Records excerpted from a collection
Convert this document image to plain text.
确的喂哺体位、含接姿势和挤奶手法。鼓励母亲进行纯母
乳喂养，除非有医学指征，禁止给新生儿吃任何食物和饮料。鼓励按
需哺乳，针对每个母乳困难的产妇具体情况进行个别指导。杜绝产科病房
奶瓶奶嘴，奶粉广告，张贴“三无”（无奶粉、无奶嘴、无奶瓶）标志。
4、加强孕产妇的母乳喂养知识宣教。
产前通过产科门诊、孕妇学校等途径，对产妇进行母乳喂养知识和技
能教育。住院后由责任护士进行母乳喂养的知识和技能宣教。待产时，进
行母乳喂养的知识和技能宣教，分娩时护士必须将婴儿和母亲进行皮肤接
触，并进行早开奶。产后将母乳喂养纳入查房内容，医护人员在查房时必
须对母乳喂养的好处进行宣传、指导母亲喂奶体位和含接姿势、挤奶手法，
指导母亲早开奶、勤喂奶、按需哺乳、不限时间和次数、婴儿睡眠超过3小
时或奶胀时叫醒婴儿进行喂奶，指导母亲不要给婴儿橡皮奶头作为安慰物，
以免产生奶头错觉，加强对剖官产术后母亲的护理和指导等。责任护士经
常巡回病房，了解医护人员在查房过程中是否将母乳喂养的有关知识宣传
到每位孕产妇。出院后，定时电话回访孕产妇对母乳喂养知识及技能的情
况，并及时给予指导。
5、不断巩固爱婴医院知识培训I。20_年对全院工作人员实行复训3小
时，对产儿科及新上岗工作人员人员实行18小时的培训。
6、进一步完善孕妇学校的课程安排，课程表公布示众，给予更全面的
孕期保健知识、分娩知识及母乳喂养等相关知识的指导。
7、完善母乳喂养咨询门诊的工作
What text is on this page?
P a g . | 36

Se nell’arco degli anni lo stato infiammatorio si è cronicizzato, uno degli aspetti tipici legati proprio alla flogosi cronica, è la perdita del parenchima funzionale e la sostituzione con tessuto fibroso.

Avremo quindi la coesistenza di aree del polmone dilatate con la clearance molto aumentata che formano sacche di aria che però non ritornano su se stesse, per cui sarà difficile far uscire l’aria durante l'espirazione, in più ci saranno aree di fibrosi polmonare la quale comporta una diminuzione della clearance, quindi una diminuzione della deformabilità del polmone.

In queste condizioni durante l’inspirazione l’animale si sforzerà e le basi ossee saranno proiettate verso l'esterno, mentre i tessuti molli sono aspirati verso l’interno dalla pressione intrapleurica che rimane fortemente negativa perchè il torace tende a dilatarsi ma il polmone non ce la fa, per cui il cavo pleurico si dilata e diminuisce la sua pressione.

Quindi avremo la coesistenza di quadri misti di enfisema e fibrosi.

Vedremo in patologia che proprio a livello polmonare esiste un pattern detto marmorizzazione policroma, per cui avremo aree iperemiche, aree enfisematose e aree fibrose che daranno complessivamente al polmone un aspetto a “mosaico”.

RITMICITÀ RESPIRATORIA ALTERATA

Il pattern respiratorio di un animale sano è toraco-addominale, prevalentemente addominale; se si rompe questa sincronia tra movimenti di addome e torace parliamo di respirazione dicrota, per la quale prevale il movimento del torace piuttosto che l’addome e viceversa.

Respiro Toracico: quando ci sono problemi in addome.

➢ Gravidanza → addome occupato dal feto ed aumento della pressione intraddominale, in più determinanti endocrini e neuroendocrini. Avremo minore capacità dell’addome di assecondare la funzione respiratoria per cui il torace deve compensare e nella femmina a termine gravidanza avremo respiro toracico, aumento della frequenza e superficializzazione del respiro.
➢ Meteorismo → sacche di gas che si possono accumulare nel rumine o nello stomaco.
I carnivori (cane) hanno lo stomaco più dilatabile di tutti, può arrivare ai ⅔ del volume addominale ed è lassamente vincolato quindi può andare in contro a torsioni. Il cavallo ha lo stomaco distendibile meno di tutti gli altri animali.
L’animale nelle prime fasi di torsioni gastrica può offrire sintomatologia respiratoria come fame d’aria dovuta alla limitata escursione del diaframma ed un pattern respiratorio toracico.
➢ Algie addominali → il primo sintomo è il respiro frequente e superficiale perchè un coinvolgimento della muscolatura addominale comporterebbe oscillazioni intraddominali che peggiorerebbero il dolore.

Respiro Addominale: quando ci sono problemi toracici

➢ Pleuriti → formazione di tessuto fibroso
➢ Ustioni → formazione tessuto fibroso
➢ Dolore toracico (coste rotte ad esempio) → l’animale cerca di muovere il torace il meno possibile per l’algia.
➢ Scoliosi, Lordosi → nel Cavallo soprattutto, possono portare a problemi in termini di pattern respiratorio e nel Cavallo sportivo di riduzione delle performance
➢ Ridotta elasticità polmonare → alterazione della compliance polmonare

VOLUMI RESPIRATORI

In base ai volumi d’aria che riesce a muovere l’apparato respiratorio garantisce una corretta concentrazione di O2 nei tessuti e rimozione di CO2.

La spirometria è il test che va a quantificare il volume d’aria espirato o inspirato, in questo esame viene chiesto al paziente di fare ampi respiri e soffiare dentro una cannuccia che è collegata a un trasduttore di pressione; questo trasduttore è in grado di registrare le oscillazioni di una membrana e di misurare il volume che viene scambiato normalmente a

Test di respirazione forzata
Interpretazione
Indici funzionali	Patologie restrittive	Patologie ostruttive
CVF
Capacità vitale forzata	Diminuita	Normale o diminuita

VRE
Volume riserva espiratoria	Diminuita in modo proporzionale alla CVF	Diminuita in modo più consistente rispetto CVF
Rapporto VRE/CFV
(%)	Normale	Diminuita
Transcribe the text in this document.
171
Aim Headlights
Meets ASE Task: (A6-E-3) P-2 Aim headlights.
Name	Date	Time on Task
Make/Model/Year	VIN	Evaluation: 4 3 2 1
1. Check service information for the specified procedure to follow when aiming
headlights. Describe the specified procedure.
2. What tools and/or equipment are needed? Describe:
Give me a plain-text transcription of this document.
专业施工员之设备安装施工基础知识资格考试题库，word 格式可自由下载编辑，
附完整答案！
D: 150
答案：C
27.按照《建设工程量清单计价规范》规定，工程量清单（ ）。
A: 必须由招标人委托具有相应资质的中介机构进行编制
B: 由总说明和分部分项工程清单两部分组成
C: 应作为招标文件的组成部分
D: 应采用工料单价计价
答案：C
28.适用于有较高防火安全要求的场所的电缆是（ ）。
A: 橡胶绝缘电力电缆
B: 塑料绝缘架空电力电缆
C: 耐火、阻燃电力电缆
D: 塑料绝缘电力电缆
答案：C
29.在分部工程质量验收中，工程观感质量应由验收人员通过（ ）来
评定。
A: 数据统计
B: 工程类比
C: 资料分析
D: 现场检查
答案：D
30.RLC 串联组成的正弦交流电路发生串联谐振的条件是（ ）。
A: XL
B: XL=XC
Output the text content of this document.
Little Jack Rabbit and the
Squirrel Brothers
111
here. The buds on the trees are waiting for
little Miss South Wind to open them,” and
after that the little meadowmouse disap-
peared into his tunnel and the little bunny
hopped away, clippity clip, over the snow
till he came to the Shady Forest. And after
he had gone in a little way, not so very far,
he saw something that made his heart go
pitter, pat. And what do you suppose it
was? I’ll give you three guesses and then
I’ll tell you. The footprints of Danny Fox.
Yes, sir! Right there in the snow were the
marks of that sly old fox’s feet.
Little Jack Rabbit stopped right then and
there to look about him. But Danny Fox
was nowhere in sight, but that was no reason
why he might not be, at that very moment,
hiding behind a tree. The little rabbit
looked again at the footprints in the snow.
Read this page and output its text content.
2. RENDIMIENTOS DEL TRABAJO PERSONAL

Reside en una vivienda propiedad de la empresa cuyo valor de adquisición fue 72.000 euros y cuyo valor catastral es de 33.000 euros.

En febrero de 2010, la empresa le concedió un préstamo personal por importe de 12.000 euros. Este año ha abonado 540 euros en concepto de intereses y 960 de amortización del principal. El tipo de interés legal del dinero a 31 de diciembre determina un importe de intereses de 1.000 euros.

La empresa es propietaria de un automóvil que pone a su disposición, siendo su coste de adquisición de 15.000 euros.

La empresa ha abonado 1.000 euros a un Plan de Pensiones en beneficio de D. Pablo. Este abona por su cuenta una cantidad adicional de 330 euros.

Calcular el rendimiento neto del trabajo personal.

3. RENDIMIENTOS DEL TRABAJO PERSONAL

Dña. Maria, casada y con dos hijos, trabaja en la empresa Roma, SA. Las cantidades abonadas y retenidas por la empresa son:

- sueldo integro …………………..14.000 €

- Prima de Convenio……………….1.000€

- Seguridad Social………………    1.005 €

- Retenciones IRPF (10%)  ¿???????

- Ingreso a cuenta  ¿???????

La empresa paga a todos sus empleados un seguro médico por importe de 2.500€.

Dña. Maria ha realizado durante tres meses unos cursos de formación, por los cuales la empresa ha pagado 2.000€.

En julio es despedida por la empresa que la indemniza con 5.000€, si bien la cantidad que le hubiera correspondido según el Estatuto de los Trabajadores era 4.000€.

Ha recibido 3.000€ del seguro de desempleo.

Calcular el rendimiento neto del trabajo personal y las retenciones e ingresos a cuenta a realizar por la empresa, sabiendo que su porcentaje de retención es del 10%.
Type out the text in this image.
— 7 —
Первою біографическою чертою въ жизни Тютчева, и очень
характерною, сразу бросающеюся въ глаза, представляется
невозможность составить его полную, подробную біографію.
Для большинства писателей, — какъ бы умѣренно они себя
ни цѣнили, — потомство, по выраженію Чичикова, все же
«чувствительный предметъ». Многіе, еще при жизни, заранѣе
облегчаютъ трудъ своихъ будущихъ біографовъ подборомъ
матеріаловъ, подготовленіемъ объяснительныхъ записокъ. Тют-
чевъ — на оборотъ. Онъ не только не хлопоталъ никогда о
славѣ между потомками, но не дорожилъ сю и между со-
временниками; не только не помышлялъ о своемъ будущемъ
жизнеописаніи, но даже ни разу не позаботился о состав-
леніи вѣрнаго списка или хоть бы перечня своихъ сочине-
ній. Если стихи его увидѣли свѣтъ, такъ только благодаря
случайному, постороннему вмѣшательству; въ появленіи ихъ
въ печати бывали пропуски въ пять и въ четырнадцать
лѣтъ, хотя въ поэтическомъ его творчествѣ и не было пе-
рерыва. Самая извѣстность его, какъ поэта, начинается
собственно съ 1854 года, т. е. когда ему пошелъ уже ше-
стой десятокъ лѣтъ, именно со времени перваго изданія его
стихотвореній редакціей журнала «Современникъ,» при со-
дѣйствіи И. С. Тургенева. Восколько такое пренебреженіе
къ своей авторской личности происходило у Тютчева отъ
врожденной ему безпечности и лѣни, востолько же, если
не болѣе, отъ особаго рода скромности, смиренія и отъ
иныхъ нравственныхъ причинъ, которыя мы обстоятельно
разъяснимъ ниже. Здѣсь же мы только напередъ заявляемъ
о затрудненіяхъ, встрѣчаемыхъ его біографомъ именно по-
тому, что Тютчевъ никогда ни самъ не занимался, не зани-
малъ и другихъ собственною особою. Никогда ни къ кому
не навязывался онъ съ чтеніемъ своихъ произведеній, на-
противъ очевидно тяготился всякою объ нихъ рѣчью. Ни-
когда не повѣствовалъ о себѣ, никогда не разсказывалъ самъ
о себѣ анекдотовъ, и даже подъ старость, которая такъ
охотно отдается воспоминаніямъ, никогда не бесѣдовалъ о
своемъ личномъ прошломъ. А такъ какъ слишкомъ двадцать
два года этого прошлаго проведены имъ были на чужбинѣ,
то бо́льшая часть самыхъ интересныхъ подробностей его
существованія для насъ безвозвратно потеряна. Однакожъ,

* Problem requirements *
Search the records above for the string "proprio". Copy every line that contains it.

* Output for this exercise *
Se nell’arco degli anni lo stato infiammatorio si è cronicizzato, uno degli aspetti tipici legati proprio alla flogosi cronica, è la perdita del parenchima funzionale e la sostituzione con tessuto fibroso.
Vedremo in patologia che proprio a livello polmonare esiste un pattern detto marmorizzazione policroma, per cui avremo aree iperemiche, aree enfisematose e aree fibrose che daranno complessivamente al polmone un aspetto a “mosaico”.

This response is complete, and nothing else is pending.